Task instructions: Out of all the lines below, count those with the word "JSON". Give the number only.

--- START OF Dataset excerpts ---

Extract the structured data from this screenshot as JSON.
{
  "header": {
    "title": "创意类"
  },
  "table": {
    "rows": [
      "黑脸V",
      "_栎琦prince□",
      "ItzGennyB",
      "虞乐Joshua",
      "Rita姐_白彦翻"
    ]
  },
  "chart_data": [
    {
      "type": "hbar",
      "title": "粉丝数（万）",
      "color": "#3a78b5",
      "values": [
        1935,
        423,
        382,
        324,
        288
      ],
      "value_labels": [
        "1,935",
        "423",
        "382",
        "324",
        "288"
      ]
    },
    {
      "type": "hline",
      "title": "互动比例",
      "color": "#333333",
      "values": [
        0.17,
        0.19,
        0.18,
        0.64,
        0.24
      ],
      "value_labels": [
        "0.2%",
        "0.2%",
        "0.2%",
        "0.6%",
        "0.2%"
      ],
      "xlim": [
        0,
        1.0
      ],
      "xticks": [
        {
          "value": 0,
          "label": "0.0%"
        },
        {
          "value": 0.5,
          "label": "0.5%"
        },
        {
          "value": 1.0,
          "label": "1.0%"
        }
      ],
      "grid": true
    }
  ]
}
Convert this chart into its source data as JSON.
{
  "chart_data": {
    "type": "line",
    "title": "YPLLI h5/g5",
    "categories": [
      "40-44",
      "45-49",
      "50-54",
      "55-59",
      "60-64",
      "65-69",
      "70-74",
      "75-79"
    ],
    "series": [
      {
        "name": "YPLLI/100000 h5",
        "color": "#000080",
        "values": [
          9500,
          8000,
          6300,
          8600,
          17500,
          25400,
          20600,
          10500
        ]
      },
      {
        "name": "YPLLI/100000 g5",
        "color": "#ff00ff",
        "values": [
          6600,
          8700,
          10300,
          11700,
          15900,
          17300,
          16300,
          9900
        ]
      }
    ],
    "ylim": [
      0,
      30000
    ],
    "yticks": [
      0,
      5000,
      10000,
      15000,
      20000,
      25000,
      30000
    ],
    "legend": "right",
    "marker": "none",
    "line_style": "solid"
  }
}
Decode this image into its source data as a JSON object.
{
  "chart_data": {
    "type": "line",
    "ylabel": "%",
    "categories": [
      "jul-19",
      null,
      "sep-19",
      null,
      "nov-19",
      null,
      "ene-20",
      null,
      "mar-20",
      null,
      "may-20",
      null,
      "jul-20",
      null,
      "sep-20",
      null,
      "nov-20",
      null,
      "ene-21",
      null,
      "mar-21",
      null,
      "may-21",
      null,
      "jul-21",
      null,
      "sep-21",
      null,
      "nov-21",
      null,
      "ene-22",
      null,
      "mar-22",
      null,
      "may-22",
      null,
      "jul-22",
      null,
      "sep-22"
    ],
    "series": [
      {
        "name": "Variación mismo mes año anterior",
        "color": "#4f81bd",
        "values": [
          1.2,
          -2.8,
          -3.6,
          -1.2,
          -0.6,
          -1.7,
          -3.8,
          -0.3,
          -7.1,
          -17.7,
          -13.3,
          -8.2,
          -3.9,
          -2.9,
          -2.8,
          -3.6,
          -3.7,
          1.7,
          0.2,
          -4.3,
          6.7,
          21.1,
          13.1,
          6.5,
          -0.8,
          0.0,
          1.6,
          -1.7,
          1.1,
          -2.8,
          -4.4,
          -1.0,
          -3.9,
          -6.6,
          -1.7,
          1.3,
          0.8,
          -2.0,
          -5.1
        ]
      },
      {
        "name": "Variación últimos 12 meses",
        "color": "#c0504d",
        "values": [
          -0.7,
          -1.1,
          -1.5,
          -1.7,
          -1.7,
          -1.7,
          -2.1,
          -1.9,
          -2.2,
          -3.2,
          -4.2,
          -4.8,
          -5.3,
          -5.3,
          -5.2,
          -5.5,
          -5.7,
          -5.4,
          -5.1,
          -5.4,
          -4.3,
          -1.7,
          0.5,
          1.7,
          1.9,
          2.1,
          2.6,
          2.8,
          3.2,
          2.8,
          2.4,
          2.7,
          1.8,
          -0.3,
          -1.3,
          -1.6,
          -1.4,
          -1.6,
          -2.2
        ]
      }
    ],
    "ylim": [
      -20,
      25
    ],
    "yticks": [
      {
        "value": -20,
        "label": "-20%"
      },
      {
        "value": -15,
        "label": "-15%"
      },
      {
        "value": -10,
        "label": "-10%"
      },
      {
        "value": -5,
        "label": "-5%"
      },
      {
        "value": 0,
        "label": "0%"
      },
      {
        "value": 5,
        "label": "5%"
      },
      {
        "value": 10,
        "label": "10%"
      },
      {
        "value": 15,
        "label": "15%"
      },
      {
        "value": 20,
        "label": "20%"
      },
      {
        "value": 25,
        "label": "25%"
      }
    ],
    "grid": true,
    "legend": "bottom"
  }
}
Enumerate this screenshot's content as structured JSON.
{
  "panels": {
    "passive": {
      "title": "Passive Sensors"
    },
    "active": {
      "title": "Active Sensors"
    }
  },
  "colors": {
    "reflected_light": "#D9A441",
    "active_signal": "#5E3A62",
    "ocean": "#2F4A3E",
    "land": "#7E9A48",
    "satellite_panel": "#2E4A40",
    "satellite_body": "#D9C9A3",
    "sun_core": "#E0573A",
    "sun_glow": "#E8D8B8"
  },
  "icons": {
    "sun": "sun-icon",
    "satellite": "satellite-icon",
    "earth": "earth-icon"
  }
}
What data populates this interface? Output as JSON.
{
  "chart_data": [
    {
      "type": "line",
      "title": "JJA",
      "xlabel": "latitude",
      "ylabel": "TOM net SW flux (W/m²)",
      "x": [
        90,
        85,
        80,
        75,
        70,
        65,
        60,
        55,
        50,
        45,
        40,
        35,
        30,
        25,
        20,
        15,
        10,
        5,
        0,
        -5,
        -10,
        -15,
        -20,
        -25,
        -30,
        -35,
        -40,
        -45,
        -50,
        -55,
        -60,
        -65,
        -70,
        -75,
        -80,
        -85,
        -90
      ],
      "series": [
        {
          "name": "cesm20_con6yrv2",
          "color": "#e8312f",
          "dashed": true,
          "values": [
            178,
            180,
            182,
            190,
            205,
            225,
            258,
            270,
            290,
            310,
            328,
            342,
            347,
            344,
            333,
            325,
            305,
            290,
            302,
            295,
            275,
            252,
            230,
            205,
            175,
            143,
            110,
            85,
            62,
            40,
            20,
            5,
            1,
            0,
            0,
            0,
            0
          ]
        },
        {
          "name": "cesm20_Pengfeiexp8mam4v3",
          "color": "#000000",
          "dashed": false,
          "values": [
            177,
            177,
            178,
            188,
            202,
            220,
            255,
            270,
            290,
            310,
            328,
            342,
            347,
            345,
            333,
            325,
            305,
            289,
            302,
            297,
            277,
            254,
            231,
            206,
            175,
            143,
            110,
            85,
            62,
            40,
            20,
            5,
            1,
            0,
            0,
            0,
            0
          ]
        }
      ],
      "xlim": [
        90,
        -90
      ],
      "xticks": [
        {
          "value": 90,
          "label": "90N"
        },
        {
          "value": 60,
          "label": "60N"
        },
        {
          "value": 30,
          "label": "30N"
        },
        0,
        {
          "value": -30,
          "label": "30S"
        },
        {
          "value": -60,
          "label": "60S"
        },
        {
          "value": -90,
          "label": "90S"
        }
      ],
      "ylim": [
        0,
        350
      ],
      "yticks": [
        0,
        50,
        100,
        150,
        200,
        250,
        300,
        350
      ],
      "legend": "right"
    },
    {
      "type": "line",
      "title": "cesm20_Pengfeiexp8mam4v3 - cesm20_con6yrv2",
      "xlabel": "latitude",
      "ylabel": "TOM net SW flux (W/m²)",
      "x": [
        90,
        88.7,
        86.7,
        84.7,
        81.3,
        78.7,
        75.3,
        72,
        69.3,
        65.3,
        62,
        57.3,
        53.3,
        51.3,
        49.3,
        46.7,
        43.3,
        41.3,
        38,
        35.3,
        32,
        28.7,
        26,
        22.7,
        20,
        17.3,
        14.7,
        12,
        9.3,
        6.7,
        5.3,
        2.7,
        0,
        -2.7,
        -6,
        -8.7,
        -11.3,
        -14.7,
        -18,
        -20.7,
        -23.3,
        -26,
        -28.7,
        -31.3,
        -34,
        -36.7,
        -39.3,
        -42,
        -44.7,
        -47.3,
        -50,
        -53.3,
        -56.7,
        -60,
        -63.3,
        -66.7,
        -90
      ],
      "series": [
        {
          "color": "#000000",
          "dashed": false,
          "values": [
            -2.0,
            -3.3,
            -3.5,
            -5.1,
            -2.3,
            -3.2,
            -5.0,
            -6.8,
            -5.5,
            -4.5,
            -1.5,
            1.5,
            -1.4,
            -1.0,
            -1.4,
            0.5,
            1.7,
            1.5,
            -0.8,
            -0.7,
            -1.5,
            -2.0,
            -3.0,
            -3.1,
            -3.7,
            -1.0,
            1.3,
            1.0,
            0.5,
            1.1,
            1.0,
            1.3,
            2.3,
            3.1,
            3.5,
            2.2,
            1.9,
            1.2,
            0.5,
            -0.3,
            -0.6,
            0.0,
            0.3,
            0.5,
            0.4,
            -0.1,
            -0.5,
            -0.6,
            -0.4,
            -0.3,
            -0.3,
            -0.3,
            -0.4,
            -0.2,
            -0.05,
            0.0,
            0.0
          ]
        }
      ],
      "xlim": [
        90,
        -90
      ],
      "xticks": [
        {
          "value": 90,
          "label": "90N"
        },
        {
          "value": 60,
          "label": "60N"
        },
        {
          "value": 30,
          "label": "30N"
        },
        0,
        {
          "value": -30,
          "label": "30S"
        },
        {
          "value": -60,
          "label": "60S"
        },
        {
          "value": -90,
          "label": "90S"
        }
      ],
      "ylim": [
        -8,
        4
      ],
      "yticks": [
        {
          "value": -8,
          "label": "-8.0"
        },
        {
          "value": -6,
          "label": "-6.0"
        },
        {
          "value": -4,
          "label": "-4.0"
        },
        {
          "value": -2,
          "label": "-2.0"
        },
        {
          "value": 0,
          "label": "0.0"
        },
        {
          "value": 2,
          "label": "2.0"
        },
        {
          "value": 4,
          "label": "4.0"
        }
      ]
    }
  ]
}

--- END OF Dataset excerpts ---

Complete response: 5